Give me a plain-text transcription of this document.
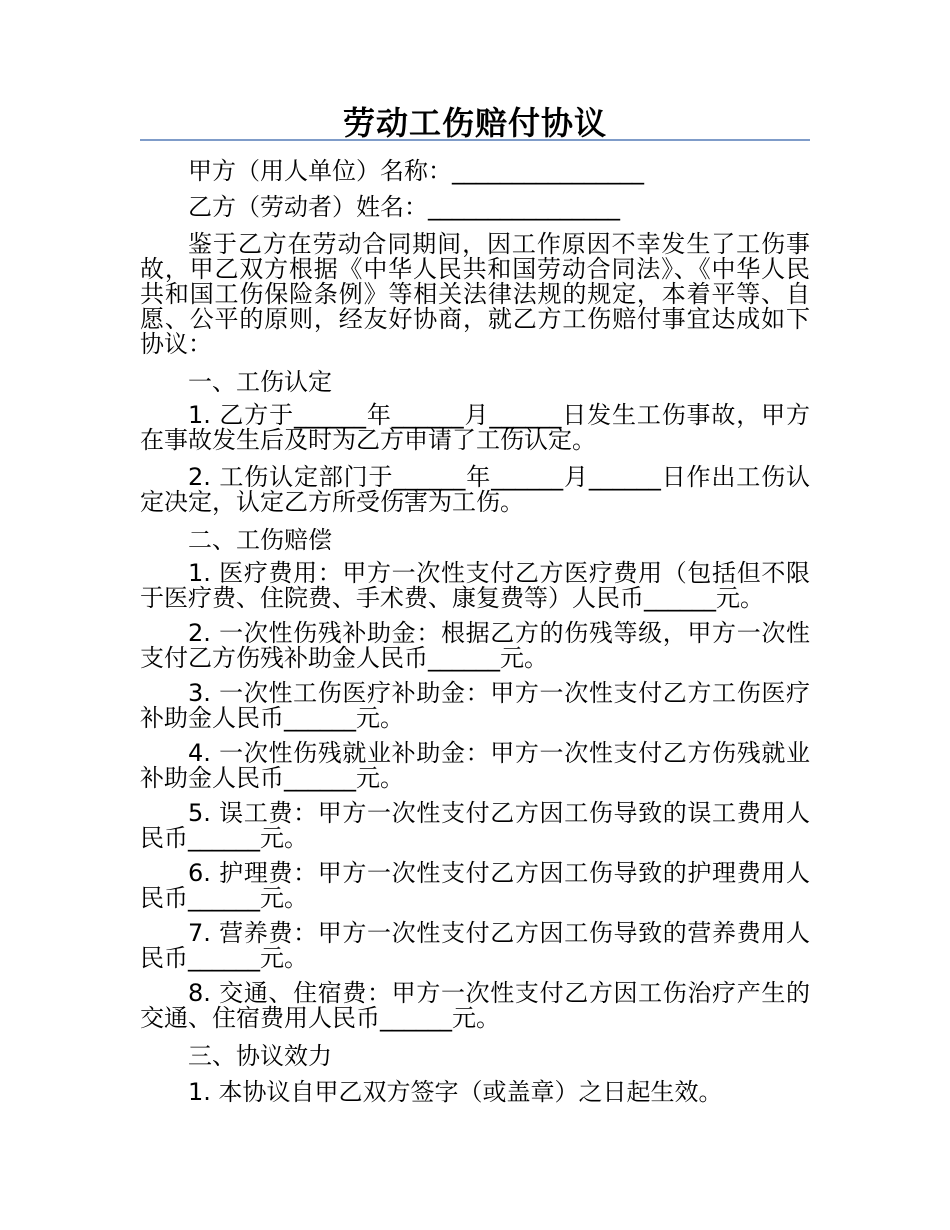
劳动工伤赔付协议

甲方（用人单位）名称：________________

乙方（劳动者）姓名：________________

鉴于乙方在劳动合同期间，因工作原因不幸发生了工伤事故，甲乙双方根据《中华人民共和国劳动合同法》、《中华人民共和国工伤保险条例》等相关法律法规的规定，本着平等、自愿、公平的原则，经友好协商，就乙方工伤赔付事宜达成如下协议：

一、工伤认定

1. 乙方于______年______月______日发生工伤事故，甲方在事故发生后及时为乙方申请了工伤认定。

2. 工伤认定部门于______年______月______日作出工伤认定决定，认定乙方所受伤害为工伤。

二、工伤赔偿

1. 医疗费用：甲方一次性支付乙方医疗费用（包括但不限于医疗费、住院费、手术费、康复费等）人民币______元。

2. 一次性伤残补助金：根据乙方的伤残等级，甲方一次性支付乙方伤残补助金人民币______元。

3. 一次性工伤医疗补助金：甲方一次性支付乙方工伤医疗补助金人民币______元。

4. 一次性伤残就业补助金：甲方一次性支付乙方伤残就业补助金人民币______元。

5. 误工费：甲方一次性支付乙方因工伤导致的误工费用人民币______元。

6. 护理费：甲方一次性支付乙方因工伤导致的护理费用人民币______元。

7. 营养费：甲方一次性支付乙方因工伤导致的营养费用人民币______元。

8. 交通、住宿费：甲方一次性支付乙方因工伤治疗产生的交通、住宿费用人民币______元。

三、协议效力

1. 本协议自甲乙双方签字（或盖章）之日起生效。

_ _ _ _ _

**Exercise details:**
Transcribe the records above exactly, leaving out every picture.

**Output for this exercise:**
Give me a plain-text transcription of this document.
劳动工伤赔付协议

甲方（用人单位）名称：________________

乙方（劳动者）姓名：________________

鉴于乙方在劳动合同期间，因工作原因不幸发生了工伤事故，甲乙双方根据《中华人民共和国劳动合同法》、《中华人民共和国工伤保险条例》等相关法律法规的规定，本着平等、自愿、公平的原则，经友好协商，就乙方工伤赔付事宜达成如下协议：

一、工伤认定

1. 乙方于______年______月______日发生工伤事故，甲方在事故发生后及时为乙方申请了工伤认定。

2. 工伤认定部门于______年______月______日作出工伤认定决定，认定乙方所受伤害为工伤。

二、工伤赔偿

1. 医疗费用：甲方一次性支付乙方医疗费用（包括但不限于医疗费、住院费、手术费、康复费等）人民币______元。

2. 一次性伤残补助金：根据乙方的伤残等级，甲方一次性支付乙方伤残补助金人民币______元。

3. 一次性工伤医疗补助金：甲方一次性支付乙方工伤医疗补助金人民币______元。

4. 一次性伤残就业补助金：甲方一次性支付乙方伤残就业补助金人民币______元。

5. 误工费：甲方一次性支付乙方因工伤导致的误工费用人民币______元。

6. 护理费：甲方一次性支付乙方因工伤导致的护理费用人民币______元。

7. 营养费：甲方一次性支付乙方因工伤导致的营养费用人民币______元。

8. 交通、住宿费：甲方一次性支付乙方因工伤治疗产生的交通、住宿费用人民币______元。

三、协议效力

1. 本协议自甲乙双方签字（或盖章）之日起生效。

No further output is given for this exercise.